Copy each of the entries below faithfully, setting aside any pictures.

(Extracts from a graphics dataset)
□ □ □

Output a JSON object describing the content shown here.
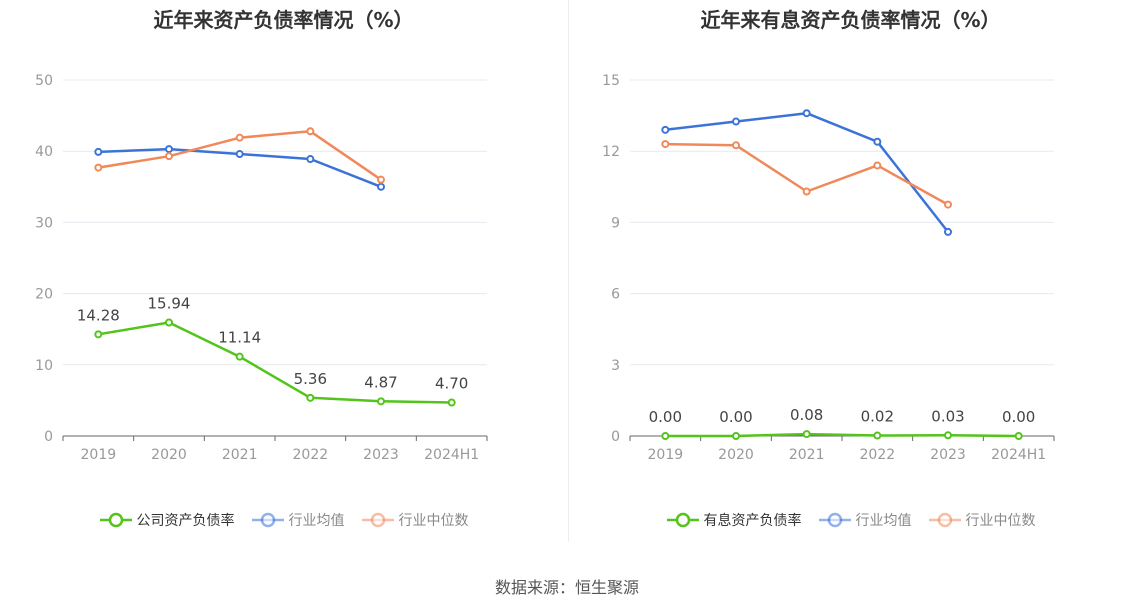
{
  "charts": [
    {
      "id": "left",
      "title": "近年来资产负债率情况（%）",
      "chart_data": {
        "type": "line",
        "title": "近年来资产负债率情况（%）",
        "categories": [
          "2019",
          "2020",
          "2021",
          "2022",
          "2023",
          "2024H1"
        ],
        "ylim": [
          0,
          50
        ],
        "yticks": [
          0,
          10,
          20,
          30,
          40,
          50
        ],
        "grid": true,
        "legend_position": "bottom",
        "series": [
          {
            "name": "公司资产负债率",
            "color": "#52c41a",
            "values": [
              14.28,
              15.94,
              11.14,
              5.36,
              4.87,
              4.7
            ],
            "labels": [
              "14.28",
              "15.94",
              "11.14",
              "5.36",
              "4.87",
              "4.70"
            ]
          },
          {
            "name": "行业均值",
            "color": "#3b73d9",
            "values": [
              39.9,
              40.3,
              39.6,
              38.9,
              35.0,
              null
            ]
          },
          {
            "name": "行业中位数",
            "color": "#f0895a",
            "values": [
              37.7,
              39.3,
              41.9,
              42.8,
              36.0,
              null
            ]
          }
        ]
      }
    },
    {
      "id": "right",
      "title": "近年来有息资产负债率情况（%）",
      "chart_data": {
        "type": "line",
        "title": "近年来有息资产负债率情况（%）",
        "categories": [
          "2019",
          "2020",
          "2021",
          "2022",
          "2023",
          "2024H1"
        ],
        "ylim": [
          0,
          15
        ],
        "yticks": [
          0,
          3,
          6,
          9,
          12,
          15
        ],
        "grid": true,
        "legend_position": "bottom",
        "series": [
          {
            "name": "有息资产负债率",
            "color": "#52c41a",
            "values": [
              0.0,
              0.0,
              0.08,
              0.02,
              0.03,
              0.0
            ],
            "labels": [
              "0.00",
              "0.00",
              "0.08",
              "0.02",
              "0.03",
              "0.00"
            ]
          },
          {
            "name": "行业均值",
            "color": "#3b73d9",
            "values": [
              12.9,
              13.25,
              13.6,
              12.4,
              8.6,
              null
            ]
          },
          {
            "name": "行业中位数",
            "color": "#f0895a",
            "values": [
              12.3,
              12.25,
              10.3,
              11.4,
              9.75,
              null
            ]
          }
        ]
      }
    }
  ],
  "source": "数据来源：恒生聚源"
}
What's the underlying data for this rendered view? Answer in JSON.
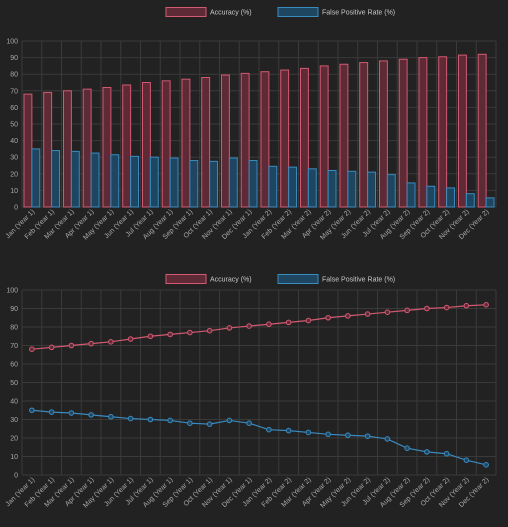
{
  "colors": {
    "background": "#222222",
    "accuracy_stroke": "#d35a72",
    "accuracy_fill": "#5e2a35",
    "fpr_stroke": "#3a8bc0",
    "fpr_fill": "#1f4660",
    "grid": "#3a3a3a",
    "text": "#a9a9a9"
  },
  "chart_data": [
    {
      "type": "bar",
      "categories": [
        "Jan (Year 1)",
        "Feb (Year 1)",
        "Mar (Year 1)",
        "Apr (Year 1)",
        "May (Year 1)",
        "Jun (Year 1)",
        "Jul (Year 1)",
        "Aug (Year 1)",
        "Sep (Year 1)",
        "Oct (Year 1)",
        "Nov (Year 1)",
        "Dec (Year 1)",
        "Jan (Year 2)",
        "Feb (Year 2)",
        "Mar (Year 2)",
        "Apr (Year 2)",
        "May (Year 2)",
        "Jun (Year 2)",
        "Jul (Year 2)",
        "Aug (Year 2)",
        "Sep (Year 2)",
        "Oct (Year 2)",
        "Nov (Year 2)",
        "Dec (Year 2)"
      ],
      "series": [
        {
          "name": "Accuracy (%)",
          "values": [
            68,
            69,
            70,
            71,
            72,
            73.5,
            75,
            76,
            77,
            78,
            79.5,
            80.5,
            81.5,
            82.5,
            83.5,
            85,
            86,
            87,
            88,
            89,
            90,
            90.5,
            91.5,
            92
          ]
        },
        {
          "name": "False Positive Rate (%)",
          "values": [
            35,
            34,
            33.5,
            32.5,
            31.5,
            30.5,
            30,
            29.5,
            28,
            27.5,
            29.5,
            28,
            24.5,
            24,
            23,
            22,
            21.5,
            21,
            19.5,
            14.5,
            12.5,
            11.5,
            8,
            5.5
          ]
        }
      ],
      "ylim": [
        0,
        100
      ],
      "yticks": [
        0,
        10,
        20,
        30,
        40,
        50,
        60,
        70,
        80,
        90,
        100
      ],
      "grid": true,
      "legend": "top-center"
    },
    {
      "type": "line",
      "categories": [
        "Jan (Year 1)",
        "Feb (Year 1)",
        "Mar (Year 1)",
        "Apr (Year 1)",
        "May (Year 1)",
        "Jun (Year 1)",
        "Jul (Year 1)",
        "Aug (Year 1)",
        "Sep (Year 1)",
        "Oct (Year 1)",
        "Nov (Year 1)",
        "Dec (Year 1)",
        "Jan (Year 2)",
        "Feb (Year 2)",
        "Mar (Year 2)",
        "Apr (Year 2)",
        "May (Year 2)",
        "Jun (Year 2)",
        "Jul (Year 2)",
        "Aug (Year 2)",
        "Sep (Year 2)",
        "Oct (Year 2)",
        "Nov (Year 2)",
        "Dec (Year 2)"
      ],
      "series": [
        {
          "name": "Accuracy (%)",
          "values": [
            68,
            69,
            70,
            71,
            72,
            73.5,
            75,
            76,
            77,
            78,
            79.5,
            80.5,
            81.5,
            82.5,
            83.5,
            85,
            86,
            87,
            88,
            89,
            90,
            90.5,
            91.5,
            92
          ]
        },
        {
          "name": "False Positive Rate (%)",
          "values": [
            35,
            34,
            33.5,
            32.5,
            31.5,
            30.5,
            30,
            29.5,
            28,
            27.5,
            29.5,
            28,
            24.5,
            24,
            23,
            22,
            21.5,
            21,
            19.5,
            14.5,
            12.5,
            11.5,
            8,
            5.5
          ]
        }
      ],
      "ylim": [
        0,
        100
      ],
      "yticks": [
        0,
        10,
        20,
        30,
        40,
        50,
        60,
        70,
        80,
        90,
        100
      ],
      "grid": true,
      "legend": "top-center"
    }
  ]
}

□ □ □

▶ Completed exercise:
Output a JSON object describing the content shown here.
{
  "charts": [
    {
      "id": "left",
      "title": "近年来资产负债率情况（%）",
      "chart_data": {
        "type": "line",
        "title": "近年来资产负债率情况（%）",
        "categories": [
          "2019",
          "2020",
          "2021",
          "2022",
          "2023",
          "2024H1"
        ],
        "ylim": [
          0,
          50
        ],
        "yticks": [
          0,
          10,
          20,
          30,
          40,
          50
        ],
        "grid": true,
        "legend_position": "bottom",
        "series": [
          {
            "name": "公司资产负债率",
            "color": "#52c41a",
            "values": [
              14.28,
              15.94,
              11.14,
              5.36,
              4.87,
              4.7
            ],
            "labels": [
              "14.28",
              "15.94",
              "11.14",
              "5.36",
              "4.87",
              "4.70"
            ]
          },
          {
            "name": "行业均值",
            "color": "#3b73d9",
            "values": [
              39.9,
              40.3,
              39.6,
              38.9,
              35.0,
              null
            ]
          },
          {
            "name": "行业中位数",
            "color": "#f0895a",
            "values": [
              37.7,
              39.3,
              41.9,
              42.8,
              36.0,
              null
            ]
          }
        ]
      }
    },
    {
      "id": "right",
      "title": "近年来有息资产负债率情况（%）",
      "chart_data": {
        "type": "line",
        "title": "近年来有息资产负债率情况（%）",
        "categories": [
          "2019",
          "2020",
          "2021",
          "2022",
          "2023",
          "2024H1"
        ],
        "ylim": [
          0,
          15
        ],
        "yticks": [
          0,
          3,
          6,
          9,
          12,
          15
        ],
        "grid": true,
        "legend_position": "bottom",
        "series": [
          {
            "name": "有息资产负债率",
            "color": "#52c41a",
            "values": [
              0.0,
              0.0,
              0.08,
              0.02,
              0.03,
              0.0
            ],
            "labels": [
              "0.00",
              "0.00",
              "0.08",
              "0.02",
              "0.03",
              "0.00"
            ]
          },
          {
            "name": "行业均值",
            "color": "#3b73d9",
            "values": [
              12.9,
              13.25,
              13.6,
              12.4,
              8.6,
              null
            ]
          },
          {
            "name": "行业中位数",
            "color": "#f0895a",
            "values": [
              12.3,
              12.25,
              10.3,
              11.4,
              9.75,
              null
            ]
          }
        ]
      }
    }
  ],
  "source": "数据来源：恒生聚源"
}
What's the underlying data for this rendered view? Answer in JSON.
{
  "colors": {
    "background": "#222222",
    "accuracy_stroke": "#d35a72",
    "accuracy_fill": "#5e2a35",
    "fpr_stroke": "#3a8bc0",
    "fpr_fill": "#1f4660",
    "grid": "#3a3a3a",
    "text": "#a9a9a9"
  },
  "chart_data": [
    {
      "type": "bar",
      "categories": [
        "Jan (Year 1)",
        "Feb (Year 1)",
        "Mar (Year 1)",
        "Apr (Year 1)",
        "May (Year 1)",
        "Jun (Year 1)",
        "Jul (Year 1)",
        "Aug (Year 1)",
        "Sep (Year 1)",
        "Oct (Year 1)",
        "Nov (Year 1)",
        "Dec (Year 1)",
        "Jan (Year 2)",
        "Feb (Year 2)",
        "Mar (Year 2)",
        "Apr (Year 2)",
        "May (Year 2)",
        "Jun (Year 2)",
        "Jul (Year 2)",
        "Aug (Year 2)",
        "Sep (Year 2)",
        "Oct (Year 2)",
        "Nov (Year 2)",
        "Dec (Year 2)"
      ],
      "series": [
        {
          "name": "Accuracy (%)",
          "values": [
            68,
            69,
            70,
            71,
            72,
            73.5,
            75,
            76,
            77,
            78,
            79.5,
            80.5,
            81.5,
            82.5,
            83.5,
            85,
            86,
            87,
            88,
            89,
            90,
            90.5,
            91.5,
            92
          ]
        },
        {
          "name": "False Positive Rate (%)",
          "values": [
            35,
            34,
            33.5,
            32.5,
            31.5,
            30.5,
            30,
            29.5,
            28,
            27.5,
            29.5,
            28,
            24.5,
            24,
            23,
            22,
            21.5,
            21,
            19.5,
            14.5,
            12.5,
            11.5,
            8,
            5.5
          ]
        }
      ],
      "ylim": [
        0,
        100
      ],
      "yticks": [
        0,
        10,
        20,
        30,
        40,
        50,
        60,
        70,
        80,
        90,
        100
      ],
      "grid": true,
      "legend": "top-center"
    },
    {
      "type": "line",
      "categories": [
        "Jan (Year 1)",
        "Feb (Year 1)",
        "Mar (Year 1)",
        "Apr (Year 1)",
        "May (Year 1)",
        "Jun (Year 1)",
        "Jul (Year 1)",
        "Aug (Year 1)",
        "Sep (Year 1)",
        "Oct (Year 1)",
        "Nov (Year 1)",
        "Dec (Year 1)",
        "Jan (Year 2)",
        "Feb (Year 2)",
        "Mar (Year 2)",
        "Apr (Year 2)",
        "May (Year 2)",
        "Jun (Year 2)",
        "Jul (Year 2)",
        "Aug (Year 2)",
        "Sep (Year 2)",
        "Oct (Year 2)",
        "Nov (Year 2)",
        "Dec (Year 2)"
      ],
      "series": [
        {
          "name": "Accuracy (%)",
          "values": [
            68,
            69,
            70,
            71,
            72,
            73.5,
            75,
            76,
            77,
            78,
            79.5,
            80.5,
            81.5,
            82.5,
            83.5,
            85,
            86,
            87,
            88,
            89,
            90,
            90.5,
            91.5,
            92
          ]
        },
        {
          "name": "False Positive Rate (%)",
          "values": [
            35,
            34,
            33.5,
            32.5,
            31.5,
            30.5,
            30,
            29.5,
            28,
            27.5,
            29.5,
            28,
            24.5,
            24,
            23,
            22,
            21.5,
            21,
            19.5,
            14.5,
            12.5,
            11.5,
            8,
            5.5
          ]
        }
      ],
      "ylim": [
        0,
        100
      ],
      "yticks": [
        0,
        10,
        20,
        30,
        40,
        50,
        60,
        70,
        80,
        90,
        100
      ],
      "grid": true,
      "legend": "top-center"
    }
  ]
}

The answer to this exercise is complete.